--- begin MATERIAL FOR THIS TASK ---
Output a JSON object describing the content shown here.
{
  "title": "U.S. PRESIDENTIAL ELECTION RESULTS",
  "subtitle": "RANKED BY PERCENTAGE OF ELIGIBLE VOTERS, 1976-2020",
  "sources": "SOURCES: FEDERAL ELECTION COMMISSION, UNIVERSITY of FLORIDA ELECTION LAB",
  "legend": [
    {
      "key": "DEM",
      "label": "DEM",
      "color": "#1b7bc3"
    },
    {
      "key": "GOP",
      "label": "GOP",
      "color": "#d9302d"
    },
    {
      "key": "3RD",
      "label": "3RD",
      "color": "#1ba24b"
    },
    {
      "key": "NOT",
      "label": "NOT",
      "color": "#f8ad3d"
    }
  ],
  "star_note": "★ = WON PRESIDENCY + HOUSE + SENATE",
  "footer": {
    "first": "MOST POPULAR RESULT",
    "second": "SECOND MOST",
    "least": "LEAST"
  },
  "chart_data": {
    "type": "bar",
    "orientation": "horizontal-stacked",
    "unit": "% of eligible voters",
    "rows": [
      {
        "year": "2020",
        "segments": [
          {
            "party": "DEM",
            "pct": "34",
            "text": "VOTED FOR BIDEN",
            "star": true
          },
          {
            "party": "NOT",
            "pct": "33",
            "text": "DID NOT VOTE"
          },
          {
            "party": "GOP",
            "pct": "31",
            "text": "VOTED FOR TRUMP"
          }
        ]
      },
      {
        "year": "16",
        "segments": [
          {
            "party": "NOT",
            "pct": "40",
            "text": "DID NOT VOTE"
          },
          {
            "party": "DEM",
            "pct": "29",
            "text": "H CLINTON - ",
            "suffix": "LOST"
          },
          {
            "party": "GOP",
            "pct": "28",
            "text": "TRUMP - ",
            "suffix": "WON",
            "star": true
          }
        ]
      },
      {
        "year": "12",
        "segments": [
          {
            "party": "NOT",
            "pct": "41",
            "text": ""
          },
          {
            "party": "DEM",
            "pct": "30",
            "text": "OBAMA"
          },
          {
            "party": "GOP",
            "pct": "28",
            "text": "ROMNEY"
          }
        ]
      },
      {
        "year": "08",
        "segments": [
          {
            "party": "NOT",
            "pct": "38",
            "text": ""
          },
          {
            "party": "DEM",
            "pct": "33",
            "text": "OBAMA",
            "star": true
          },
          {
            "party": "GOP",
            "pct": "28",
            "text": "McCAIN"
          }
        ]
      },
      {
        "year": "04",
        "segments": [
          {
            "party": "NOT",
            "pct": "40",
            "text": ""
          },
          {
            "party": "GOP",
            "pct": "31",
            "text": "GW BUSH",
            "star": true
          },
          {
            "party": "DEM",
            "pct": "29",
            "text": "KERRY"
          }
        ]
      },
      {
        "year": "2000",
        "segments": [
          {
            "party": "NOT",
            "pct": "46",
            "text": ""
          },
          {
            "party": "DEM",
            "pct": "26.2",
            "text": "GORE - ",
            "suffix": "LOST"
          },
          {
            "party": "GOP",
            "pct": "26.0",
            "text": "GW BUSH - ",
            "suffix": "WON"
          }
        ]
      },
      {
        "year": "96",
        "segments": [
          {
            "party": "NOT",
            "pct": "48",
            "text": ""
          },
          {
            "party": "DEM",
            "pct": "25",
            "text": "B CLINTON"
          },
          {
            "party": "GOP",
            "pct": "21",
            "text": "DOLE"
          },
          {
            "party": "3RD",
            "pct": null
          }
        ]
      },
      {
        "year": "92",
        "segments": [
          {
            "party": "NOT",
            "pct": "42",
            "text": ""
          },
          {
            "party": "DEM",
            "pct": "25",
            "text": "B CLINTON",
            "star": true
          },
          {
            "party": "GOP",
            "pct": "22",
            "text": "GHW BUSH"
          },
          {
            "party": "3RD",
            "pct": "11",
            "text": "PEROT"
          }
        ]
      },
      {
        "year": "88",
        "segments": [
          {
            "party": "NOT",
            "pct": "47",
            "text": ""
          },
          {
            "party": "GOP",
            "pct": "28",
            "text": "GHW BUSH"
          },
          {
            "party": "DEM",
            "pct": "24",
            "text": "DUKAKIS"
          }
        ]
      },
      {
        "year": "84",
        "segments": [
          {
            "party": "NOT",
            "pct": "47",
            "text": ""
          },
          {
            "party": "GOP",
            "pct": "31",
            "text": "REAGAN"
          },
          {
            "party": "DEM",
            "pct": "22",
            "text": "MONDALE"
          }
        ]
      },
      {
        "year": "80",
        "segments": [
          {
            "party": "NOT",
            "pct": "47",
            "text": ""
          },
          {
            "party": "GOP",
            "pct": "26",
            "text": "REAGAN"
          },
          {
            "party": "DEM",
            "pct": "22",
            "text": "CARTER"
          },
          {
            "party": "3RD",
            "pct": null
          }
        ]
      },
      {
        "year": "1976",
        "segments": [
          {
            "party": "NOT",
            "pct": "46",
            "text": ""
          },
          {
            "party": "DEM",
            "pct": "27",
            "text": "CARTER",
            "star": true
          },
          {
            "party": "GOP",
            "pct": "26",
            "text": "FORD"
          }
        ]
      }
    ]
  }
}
--- end MATERIAL FOR THIS TASK ---
— SHORT TASK —
Reproduce all the data word for word.

— TASK RESULT —
Output a JSON object describing the content shown here.
{
  "title": "U.S. PRESIDENTIAL ELECTION RESULTS",
  "subtitle": "RANKED BY PERCENTAGE OF ELIGIBLE VOTERS, 1976-2020",
  "sources": "SOURCES: FEDERAL ELECTION COMMISSION, UNIVERSITY of FLORIDA ELECTION LAB",
  "legend": [
    {
      "key": "DEM",
      "label": "DEM",
      "color": "#1b7bc3"
    },
    {
      "key": "GOP",
      "label": "GOP",
      "color": "#d9302d"
    },
    {
      "key": "3RD",
      "label": "3RD",
      "color": "#1ba24b"
    },
    {
      "key": "NOT",
      "label": "NOT",
      "color": "#f8ad3d"
    }
  ],
  "star_note": "★ = WON PRESIDENCY + HOUSE + SENATE",
  "footer": {
    "first": "MOST POPULAR RESULT",
    "second": "SECOND MOST",
    "least": "LEAST"
  },
  "chart_data": {
    "type": "bar",
    "orientation": "horizontal-stacked",
    "unit": "% of eligible voters",
    "rows": [
      {
        "year": "2020",
        "segments": [
          {
            "party": "DEM",
            "pct": "34",
            "text": "VOTED FOR BIDEN",
            "star": true
          },
          {
            "party": "NOT",
            "pct": "33",
            "text": "DID NOT VOTE"
          },
          {
            "party": "GOP",
            "pct": "31",
            "text": "VOTED FOR TRUMP"
          }
        ]
      },
      {
        "year": "16",
        "segments": [
          {
            "party": "NOT",
            "pct": "40",
            "text": "DID NOT VOTE"
          },
          {
            "party": "DEM",
            "pct": "29",
            "text": "H CLINTON - ",
            "suffix": "LOST"
          },
          {
            "party": "GOP",
            "pct": "28",
            "text": "TRUMP - ",
            "suffix": "WON",
            "star": true
          }
        ]
      },
      {
        "year": "12",
        "segments": [
          {
            "party": "NOT",
            "pct": "41",
            "text": ""
          },
          {
            "party": "DEM",
            "pct": "30",
            "text": "OBAMA"
          },
          {
            "party": "GOP",
            "pct": "28",
            "text": "ROMNEY"
          }
        ]
      },
      {
        "year": "08",
        "segments": [
          {
            "party": "NOT",
            "pct": "38",
            "text": ""
          },
          {
            "party": "DEM",
            "pct": "33",
            "text": "OBAMA",
            "star": true
          },
          {
            "party": "GOP",
            "pct": "28",
            "text": "McCAIN"
          }
        ]
      },
      {
        "year": "04",
        "segments": [
          {
            "party": "NOT",
            "pct": "40",
            "text": ""
          },
          {
            "party": "GOP",
            "pct": "31",
            "text": "GW BUSH",
            "star": true
          },
          {
            "party": "DEM",
            "pct": "29",
            "text": "KERRY"
          }
        ]
      },
      {
        "year": "2000",
        "segments": [
          {
            "party": "NOT",
            "pct": "46",
            "text": ""
          },
          {
            "party": "DEM",
            "pct": "26.2",
            "text": "GORE - ",
            "suffix": "LOST"
          },
          {
            "party": "GOP",
            "pct": "26.0",
            "text": "GW BUSH - ",
            "suffix": "WON"
          }
        ]
      },
      {
        "year": "96",
        "segments": [
          {
            "party": "NOT",
            "pct": "48",
            "text": ""
          },
          {
            "party": "DEM",
            "pct": "25",
            "text": "B CLINTON"
          },
          {
            "party": "GOP",
            "pct": "21",
            "text": "DOLE"
          },
          {
            "party": "3RD",
            "pct": null
          }
        ]
      },
      {
        "year": "92",
        "segments": [
          {
            "party": "NOT",
            "pct": "42",
            "text": ""
          },
          {
            "party": "DEM",
            "pct": "25",
            "text": "B CLINTON",
            "star": true
          },
          {
            "party": "GOP",
            "pct": "22",
            "text": "GHW BUSH"
          },
          {
            "party": "3RD",
            "pct": "11",
            "text": "PEROT"
          }
        ]
      },
      {
        "year": "88",
        "segments": [
          {
            "party": "NOT",
            "pct": "47",
            "text": ""
          },
          {
            "party": "GOP",
            "pct": "28",
            "text": "GHW BUSH"
          },
          {
            "party": "DEM",
            "pct": "24",
            "text": "DUKAKIS"
          }
        ]
      },
      {
        "year": "84",
        "segments": [
          {
            "party": "NOT",
            "pct": "47",
            "text": ""
          },
          {
            "party": "GOP",
            "pct": "31",
            "text": "REAGAN"
          },
          {
            "party": "DEM",
            "pct": "22",
            "text": "MONDALE"
          }
        ]
      },
      {
        "year": "80",
        "segments": [
          {
            "party": "NOT",
            "pct": "47",
            "text": ""
          },
          {
            "party": "GOP",
            "pct": "26",
            "text": "REAGAN"
          },
          {
            "party": "DEM",
            "pct": "22",
            "text": "CARTER"
          },
          {
            "party": "3RD",
            "pct": null
          }
        ]
      },
      {
        "year": "1976",
        "segments": [
          {
            "party": "NOT",
            "pct": "46",
            "text": ""
          },
          {
            "party": "DEM",
            "pct": "27",
            "text": "CARTER",
            "star": true
          },
          {
            "party": "GOP",
            "pct": "26",
            "text": "FORD"
          }
        ]
      }
    ]
  }
}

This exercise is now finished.